**What the task asks:**
Will you output all of the data below exactly, omitting the images?
+===+
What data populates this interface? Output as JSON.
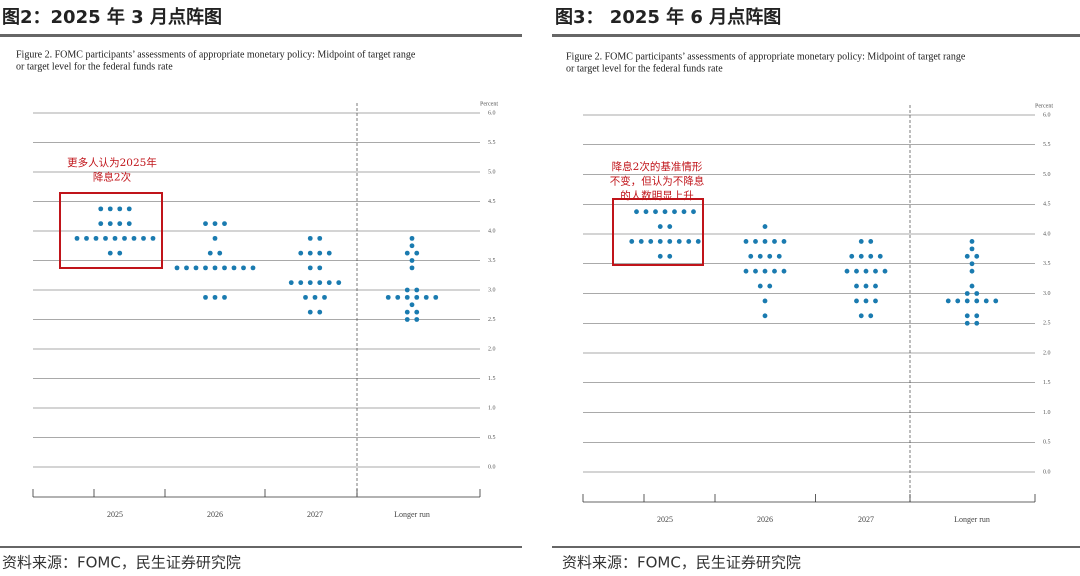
{
  "headings": [
    "图2：2025 年 3 月点阵图",
    "图3：  2025 年 6 月点阵图"
  ],
  "sources": [
    "资料来源：FOMC，民生证券研究院",
    "资料来源：FOMC，民生证券研究院"
  ],
  "chart_data": [
    {
      "type": "dot_plot",
      "title": [
        "Figure 2.  FOMC participants’ assessments of appropriate monetary policy:  Midpoint of target range",
        "or target level for the federal funds rate"
      ],
      "y_label": "Percent",
      "annotation": [
        "更多人认为2025年",
        "降息2次"
      ],
      "color": "#1a7bb0",
      "categories": [
        "2025",
        "2026",
        "2027",
        "Longer run"
      ],
      "values": [
        [
          4.375,
          4.375,
          4.375,
          4.375,
          4.125,
          4.125,
          4.125,
          4.125,
          3.875,
          3.875,
          3.875,
          3.875,
          3.875,
          3.875,
          3.875,
          3.875,
          3.875,
          3.625,
          3.625
        ],
        [
          4.125,
          4.125,
          4.125,
          3.875,
          3.625,
          3.625,
          3.375,
          3.375,
          3.375,
          3.375,
          3.375,
          3.375,
          3.375,
          3.375,
          3.375,
          2.875,
          2.875,
          2.875
        ],
        [
          3.875,
          3.875,
          3.625,
          3.625,
          3.625,
          3.625,
          3.375,
          3.375,
          3.125,
          3.125,
          3.125,
          3.125,
          3.125,
          3.125,
          2.875,
          2.875,
          2.875,
          2.625,
          2.625
        ],
        [
          3.875,
          3.75,
          3.625,
          3.625,
          3.5,
          3.375,
          3.0,
          3.0,
          2.875,
          2.875,
          2.875,
          2.875,
          2.875,
          2.875,
          2.75,
          2.625,
          2.625,
          2.5,
          2.5
        ]
      ],
      "ylim": [
        0,
        6
      ],
      "yticks": [
        {
          "value": 0,
          "label": "0.0"
        },
        {
          "value": 0.5,
          "label": "0.5"
        },
        {
          "value": 1,
          "label": "1.0"
        },
        {
          "value": 1.5,
          "label": "1.5"
        },
        {
          "value": 2,
          "label": "2.0"
        },
        {
          "value": 2.5,
          "label": "2.5"
        },
        {
          "value": 3,
          "label": "3.0"
        },
        {
          "value": 3.5,
          "label": "3.5"
        },
        {
          "value": 4,
          "label": "4.0"
        },
        {
          "value": 4.5,
          "label": "4.5"
        },
        {
          "value": 5,
          "label": "5.0"
        },
        {
          "value": 5.5,
          "label": "5.5"
        },
        {
          "value": 6,
          "label": "6.0"
        }
      ],
      "grid": true
    },
    {
      "type": "dot_plot",
      "title": [
        "Figure 2.  FOMC participants’ assessments of appropriate monetary policy:  Midpoint of target range",
        "or target level for the federal funds rate"
      ],
      "y_label": "Percent",
      "annotation": [
        "降息2次的基准情形",
        "不变，但认为不降息",
        "的人数明显上升"
      ],
      "color": "#1a7bb0",
      "categories": [
        "2025",
        "2026",
        "2027",
        "Longer run"
      ],
      "values": [
        [
          4.375,
          4.375,
          4.375,
          4.375,
          4.375,
          4.375,
          4.375,
          4.125,
          4.125,
          3.875,
          3.875,
          3.875,
          3.875,
          3.875,
          3.875,
          3.875,
          3.875,
          3.625,
          3.625
        ],
        [
          4.125,
          3.875,
          3.875,
          3.875,
          3.875,
          3.875,
          3.625,
          3.625,
          3.625,
          3.625,
          3.375,
          3.375,
          3.375,
          3.375,
          3.375,
          3.125,
          3.125,
          2.875,
          2.625
        ],
        [
          3.875,
          3.875,
          3.625,
          3.625,
          3.625,
          3.625,
          3.375,
          3.375,
          3.375,
          3.375,
          3.375,
          3.125,
          3.125,
          3.125,
          2.875,
          2.875,
          2.875,
          2.625,
          2.625
        ],
        [
          3.875,
          3.75,
          3.625,
          3.625,
          3.5,
          3.375,
          3.125,
          3.0,
          3.0,
          2.875,
          2.875,
          2.875,
          2.875,
          2.875,
          2.875,
          2.625,
          2.625,
          2.5,
          2.5
        ]
      ],
      "ylim": [
        0,
        6
      ],
      "yticks": [
        {
          "value": 0,
          "label": "0.0"
        },
        {
          "value": 0.5,
          "label": "0.5"
        },
        {
          "value": 1,
          "label": "1.0"
        },
        {
          "value": 1.5,
          "label": "1.5"
        },
        {
          "value": 2,
          "label": "2.0"
        },
        {
          "value": 2.5,
          "label": "2.5"
        },
        {
          "value": 3,
          "label": "3.0"
        },
        {
          "value": 3.5,
          "label": "3.5"
        },
        {
          "value": 4,
          "label": "4.0"
        },
        {
          "value": 4.5,
          "label": "4.5"
        },
        {
          "value": 5,
          "label": "5.0"
        },
        {
          "value": 5.5,
          "label": "5.5"
        },
        {
          "value": 6,
          "label": "6.0"
        }
      ],
      "grid": true
    }
  ]
}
+===+
**Solved exercise:**
What data populates this interface? Output as JSON.
{
  "headings": [
    "图2：2025 年 3 月点阵图",
    "图3：  2025 年 6 月点阵图"
  ],
  "sources": [
    "资料来源：FOMC，民生证券研究院",
    "资料来源：FOMC，民生证券研究院"
  ],
  "chart_data": [
    {
      "type": "dot_plot",
      "title": [
        "Figure 2.  FOMC participants’ assessments of appropriate monetary policy:  Midpoint of target range",
        "or target level for the federal funds rate"
      ],
      "y_label": "Percent",
      "annotation": [
        "更多人认为2025年",
        "降息2次"
      ],
      "color": "#1a7bb0",
      "categories": [
        "2025",
        "2026",
        "2027",
        "Longer run"
      ],
      "values": [
        [
          4.375,
          4.375,
          4.375,
          4.375,
          4.125,
          4.125,
          4.125,
          4.125,
          3.875,
          3.875,
          3.875,
          3.875,
          3.875,
          3.875,
          3.875,
          3.875,
          3.875,
          3.625,
          3.625
        ],
        [
          4.125,
          4.125,
          4.125,
          3.875,
          3.625,
          3.625,
          3.375,
          3.375,
          3.375,
          3.375,
          3.375,
          3.375,
          3.375,
          3.375,
          3.375,
          2.875,
          2.875,
          2.875
        ],
        [
          3.875,
          3.875,
          3.625,
          3.625,
          3.625,
          3.625,
          3.375,
          3.375,
          3.125,
          3.125,
          3.125,
          3.125,
          3.125,
          3.125,
          2.875,
          2.875,
          2.875,
          2.625,
          2.625
        ],
        [
          3.875,
          3.75,
          3.625,
          3.625,
          3.5,
          3.375,
          3.0,
          3.0,
          2.875,
          2.875,
          2.875,
          2.875,
          2.875,
          2.875,
          2.75,
          2.625,
          2.625,
          2.5,
          2.5
        ]
      ],
      "ylim": [
        0,
        6
      ],
      "yticks": [
        {
          "value": 0,
          "label": "0.0"
        },
        {
          "value": 0.5,
          "label": "0.5"
        },
        {
          "value": 1,
          "label": "1.0"
        },
        {
          "value": 1.5,
          "label": "1.5"
        },
        {
          "value": 2,
          "label": "2.0"
        },
        {
          "value": 2.5,
          "label": "2.5"
        },
        {
          "value": 3,
          "label": "3.0"
        },
        {
          "value": 3.5,
          "label": "3.5"
        },
        {
          "value": 4,
          "label": "4.0"
        },
        {
          "value": 4.5,
          "label": "4.5"
        },
        {
          "value": 5,
          "label": "5.0"
        },
        {
          "value": 5.5,
          "label": "5.5"
        },
        {
          "value": 6,
          "label": "6.0"
        }
      ],
      "grid": true
    },
    {
      "type": "dot_plot",
      "title": [
        "Figure 2.  FOMC participants’ assessments of appropriate monetary policy:  Midpoint of target range",
        "or target level for the federal funds rate"
      ],
      "y_label": "Percent",
      "annotation": [
        "降息2次的基准情形",
        "不变，但认为不降息",
        "的人数明显上升"
      ],
      "color": "#1a7bb0",
      "categories": [
        "2025",
        "2026",
        "2027",
        "Longer run"
      ],
      "values": [
        [
          4.375,
          4.375,
          4.375,
          4.375,
          4.375,
          4.375,
          4.375,
          4.125,
          4.125,
          3.875,
          3.875,
          3.875,
          3.875,
          3.875,
          3.875,
          3.875,
          3.875,
          3.625,
          3.625
        ],
        [
          4.125,
          3.875,
          3.875,
          3.875,
          3.875,
          3.875,
          3.625,
          3.625,
          3.625,
          3.625,
          3.375,
          3.375,
          3.375,
          3.375,
          3.375,
          3.125,
          3.125,
          2.875,
          2.625
        ],
        [
          3.875,
          3.875,
          3.625,
          3.625,
          3.625,
          3.625,
          3.375,
          3.375,
          3.375,
          3.375,
          3.375,
          3.125,
          3.125,
          3.125,
          2.875,
          2.875,
          2.875,
          2.625,
          2.625
        ],
        [
          3.875,
          3.75,
          3.625,
          3.625,
          3.5,
          3.375,
          3.125,
          3.0,
          3.0,
          2.875,
          2.875,
          2.875,
          2.875,
          2.875,
          2.875,
          2.625,
          2.625,
          2.5,
          2.5
        ]
      ],
      "ylim": [
        0,
        6
      ],
      "yticks": [
        {
          "value": 0,
          "label": "0.0"
        },
        {
          "value": 0.5,
          "label": "0.5"
        },
        {
          "value": 1,
          "label": "1.0"
        },
        {
          "value": 1.5,
          "label": "1.5"
        },
        {
          "value": 2,
          "label": "2.0"
        },
        {
          "value": 2.5,
          "label": "2.5"
        },
        {
          "value": 3,
          "label": "3.0"
        },
        {
          "value": 3.5,
          "label": "3.5"
        },
        {
          "value": 4,
          "label": "4.0"
        },
        {
          "value": 4.5,
          "label": "4.5"
        },
        {
          "value": 5,
          "label": "5.0"
        },
        {
          "value": 5.5,
          "label": "5.5"
        },
        {
          "value": 6,
          "label": "6.0"
        }
      ],
      "grid": true
    }
  ]
}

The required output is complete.